> TASK DESCRIPTION: Return every line below in which "color" appears.

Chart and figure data
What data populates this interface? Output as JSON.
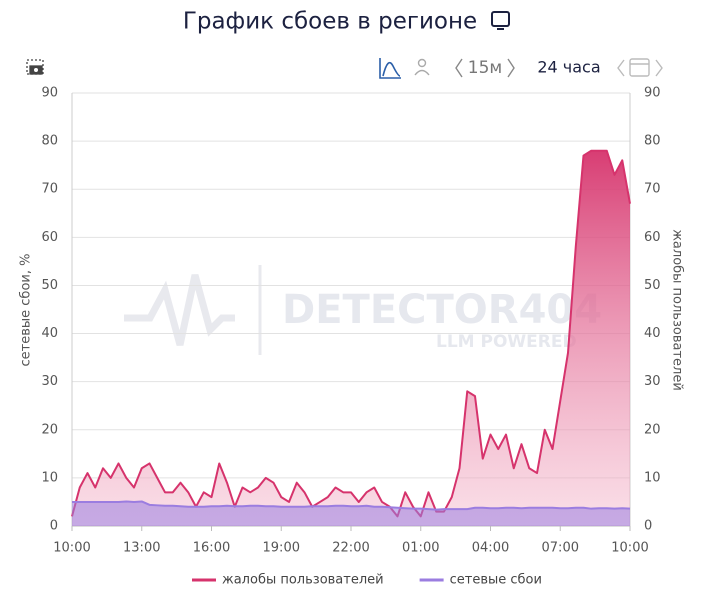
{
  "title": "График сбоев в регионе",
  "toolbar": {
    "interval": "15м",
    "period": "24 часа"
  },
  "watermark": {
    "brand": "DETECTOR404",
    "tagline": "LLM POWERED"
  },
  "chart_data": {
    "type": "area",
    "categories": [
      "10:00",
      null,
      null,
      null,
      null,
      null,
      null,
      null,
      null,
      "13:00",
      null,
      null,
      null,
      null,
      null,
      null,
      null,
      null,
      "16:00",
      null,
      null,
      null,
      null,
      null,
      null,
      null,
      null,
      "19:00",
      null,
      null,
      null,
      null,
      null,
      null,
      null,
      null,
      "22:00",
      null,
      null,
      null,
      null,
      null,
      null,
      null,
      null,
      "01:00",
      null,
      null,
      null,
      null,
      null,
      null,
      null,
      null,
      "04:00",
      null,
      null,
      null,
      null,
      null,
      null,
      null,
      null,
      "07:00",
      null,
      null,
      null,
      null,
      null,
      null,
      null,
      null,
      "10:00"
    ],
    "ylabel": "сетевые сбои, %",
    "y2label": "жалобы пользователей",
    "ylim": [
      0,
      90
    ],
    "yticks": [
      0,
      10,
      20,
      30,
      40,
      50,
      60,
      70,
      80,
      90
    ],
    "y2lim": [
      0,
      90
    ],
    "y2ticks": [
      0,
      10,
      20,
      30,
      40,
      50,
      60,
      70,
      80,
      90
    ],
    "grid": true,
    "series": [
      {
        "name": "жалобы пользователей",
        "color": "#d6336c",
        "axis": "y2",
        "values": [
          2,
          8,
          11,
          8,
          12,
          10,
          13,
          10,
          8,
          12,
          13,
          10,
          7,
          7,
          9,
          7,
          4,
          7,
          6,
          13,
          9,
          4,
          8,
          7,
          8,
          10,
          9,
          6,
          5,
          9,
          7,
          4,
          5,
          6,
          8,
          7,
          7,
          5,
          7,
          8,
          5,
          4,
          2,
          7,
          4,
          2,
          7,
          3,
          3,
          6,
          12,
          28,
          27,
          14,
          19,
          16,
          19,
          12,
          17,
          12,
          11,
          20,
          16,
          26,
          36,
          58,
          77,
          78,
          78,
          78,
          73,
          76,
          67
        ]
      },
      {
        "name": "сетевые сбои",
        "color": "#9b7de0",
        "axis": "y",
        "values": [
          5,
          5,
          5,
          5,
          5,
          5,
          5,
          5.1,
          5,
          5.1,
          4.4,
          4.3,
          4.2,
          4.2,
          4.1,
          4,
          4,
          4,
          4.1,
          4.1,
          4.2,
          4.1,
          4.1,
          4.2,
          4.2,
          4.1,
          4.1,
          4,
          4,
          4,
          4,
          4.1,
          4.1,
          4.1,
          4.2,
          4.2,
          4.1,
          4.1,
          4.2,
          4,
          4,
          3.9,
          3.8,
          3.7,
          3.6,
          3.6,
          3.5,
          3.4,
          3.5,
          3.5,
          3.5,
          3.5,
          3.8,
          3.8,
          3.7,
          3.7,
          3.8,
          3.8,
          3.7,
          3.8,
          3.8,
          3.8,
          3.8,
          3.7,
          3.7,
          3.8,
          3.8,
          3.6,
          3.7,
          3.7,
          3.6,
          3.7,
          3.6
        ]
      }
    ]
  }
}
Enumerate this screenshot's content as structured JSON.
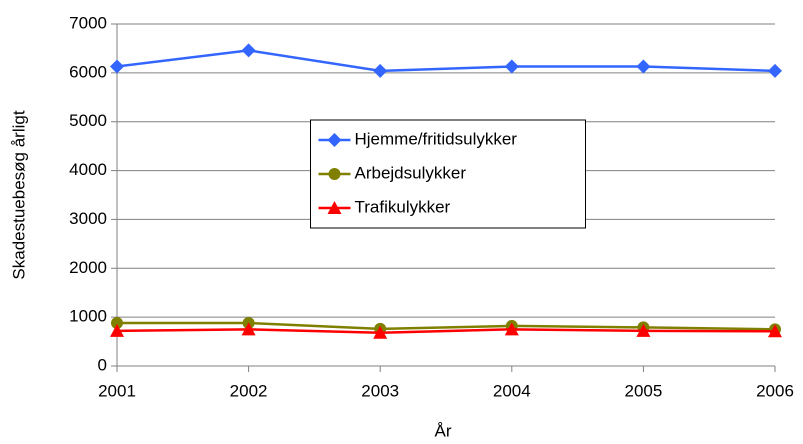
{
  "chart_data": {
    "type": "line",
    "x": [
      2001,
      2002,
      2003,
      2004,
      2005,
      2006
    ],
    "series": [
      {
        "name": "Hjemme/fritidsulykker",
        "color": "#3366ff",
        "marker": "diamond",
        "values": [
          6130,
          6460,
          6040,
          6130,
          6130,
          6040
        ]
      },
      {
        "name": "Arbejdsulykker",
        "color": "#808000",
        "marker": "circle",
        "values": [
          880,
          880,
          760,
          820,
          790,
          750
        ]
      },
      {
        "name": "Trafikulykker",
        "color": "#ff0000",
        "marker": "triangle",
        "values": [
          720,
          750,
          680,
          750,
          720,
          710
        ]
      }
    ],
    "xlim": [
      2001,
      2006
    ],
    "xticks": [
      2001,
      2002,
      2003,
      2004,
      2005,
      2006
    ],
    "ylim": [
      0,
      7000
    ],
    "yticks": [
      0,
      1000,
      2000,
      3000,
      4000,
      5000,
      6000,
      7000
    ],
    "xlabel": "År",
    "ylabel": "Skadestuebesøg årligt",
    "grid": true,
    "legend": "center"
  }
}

> COMPLETED TASK:
        "color": "#d6336c",
        "color": "#9b7de0",
        "color": "#3366ff",
        "color": "#808000",
        "color": "#ff0000",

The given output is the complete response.